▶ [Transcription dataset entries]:
####################
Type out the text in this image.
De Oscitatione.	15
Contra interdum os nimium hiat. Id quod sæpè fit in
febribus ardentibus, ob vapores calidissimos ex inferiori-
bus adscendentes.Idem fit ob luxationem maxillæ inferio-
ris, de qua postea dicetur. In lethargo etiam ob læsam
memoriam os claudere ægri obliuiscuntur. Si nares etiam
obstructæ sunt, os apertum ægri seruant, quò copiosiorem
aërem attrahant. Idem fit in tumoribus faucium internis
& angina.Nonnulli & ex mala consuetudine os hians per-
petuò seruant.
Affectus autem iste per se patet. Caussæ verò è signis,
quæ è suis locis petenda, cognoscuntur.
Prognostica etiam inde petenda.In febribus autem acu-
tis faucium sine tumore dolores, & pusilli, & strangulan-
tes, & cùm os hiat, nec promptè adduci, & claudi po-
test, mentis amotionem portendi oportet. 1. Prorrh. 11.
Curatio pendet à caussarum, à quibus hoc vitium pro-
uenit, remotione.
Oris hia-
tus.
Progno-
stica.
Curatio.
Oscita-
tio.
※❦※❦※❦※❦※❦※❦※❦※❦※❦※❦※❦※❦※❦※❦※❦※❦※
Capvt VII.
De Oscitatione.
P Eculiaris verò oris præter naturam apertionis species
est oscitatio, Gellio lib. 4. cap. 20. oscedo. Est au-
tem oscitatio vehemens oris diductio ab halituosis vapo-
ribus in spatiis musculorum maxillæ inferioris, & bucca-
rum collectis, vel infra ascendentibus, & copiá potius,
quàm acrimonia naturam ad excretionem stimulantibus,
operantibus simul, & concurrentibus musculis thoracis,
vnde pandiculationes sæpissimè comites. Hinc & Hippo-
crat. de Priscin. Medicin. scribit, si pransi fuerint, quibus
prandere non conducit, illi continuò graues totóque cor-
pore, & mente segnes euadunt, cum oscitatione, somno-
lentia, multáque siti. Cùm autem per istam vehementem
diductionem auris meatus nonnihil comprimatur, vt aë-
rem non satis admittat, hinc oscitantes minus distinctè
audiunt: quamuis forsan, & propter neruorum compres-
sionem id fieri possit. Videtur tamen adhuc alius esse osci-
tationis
####################
▶ [DIRECTIONS]:
Transcribe the records in full, word for word.

▶ [OUTPUT OF THE EXERCISE]:
Type out the text in this image.
De Oscitatione.	15
Contra interdum os nimium hiat. Id quod sæpè fit in
febribus ardentibus, ob vapores calidissimos ex inferiori-
bus adscendentes.Idem fit ob luxationem maxillæ inferio-
ris, de qua postea dicetur. In lethargo etiam ob læsam
memoriam os claudere ægri obliuiscuntur. Si nares etiam
obstructæ sunt, os apertum ægri seruant, quò copiosiorem
aërem attrahant. Idem fit in tumoribus faucium internis
& angina.Nonnulli & ex mala consuetudine os hians per-
petuò seruant.
Affectus autem iste per se patet. Caussæ verò è signis,
quæ è suis locis petenda, cognoscuntur.
Prognostica etiam inde petenda.In febribus autem acu-
tis faucium sine tumore dolores, & pusilli, & strangulan-
tes, & cùm os hiat, nec promptè adduci, & claudi po-
test, mentis amotionem portendi oportet. 1. Prorrh. 11.
Curatio pendet à caussarum, à quibus hoc vitium pro-
uenit, remotione.
Oris hia-
tus.
Progno-
stica.
Curatio.
Oscita-
tio.
※❦※❦※❦※❦※❦※❦※❦※❦※❦※❦※❦※❦※❦※❦※❦※❦※
Capvt VII.
De Oscitatione.
P Eculiaris verò oris præter naturam apertionis species
est oscitatio, Gellio lib. 4. cap. 20. oscedo. Est au-
tem oscitatio vehemens oris diductio ab halituosis vapo-
ribus in spatiis musculorum maxillæ inferioris, & bucca-
rum collectis, vel infra ascendentibus, & copiá potius,
quàm acrimonia naturam ad excretionem stimulantibus,
operantibus simul, & concurrentibus musculis thoracis,
vnde pandiculationes sæpissimè comites. Hinc & Hippo-
crat. de Priscin. Medicin. scribit, si pransi fuerint, quibus
prandere non conducit, illi continuò graues totóque cor-
pore, & mente segnes euadunt, cum oscitatione, somno-
lentia, multáque siti. Cùm autem per istam vehementem
diductionem auris meatus nonnihil comprimatur, vt aë-
rem non satis admittat, hinc oscitantes minus distinctè
audiunt: quamuis forsan, & propter neruorum compres-
sionem id fieri possit. Videtur tamen adhuc alius esse osci-
tationis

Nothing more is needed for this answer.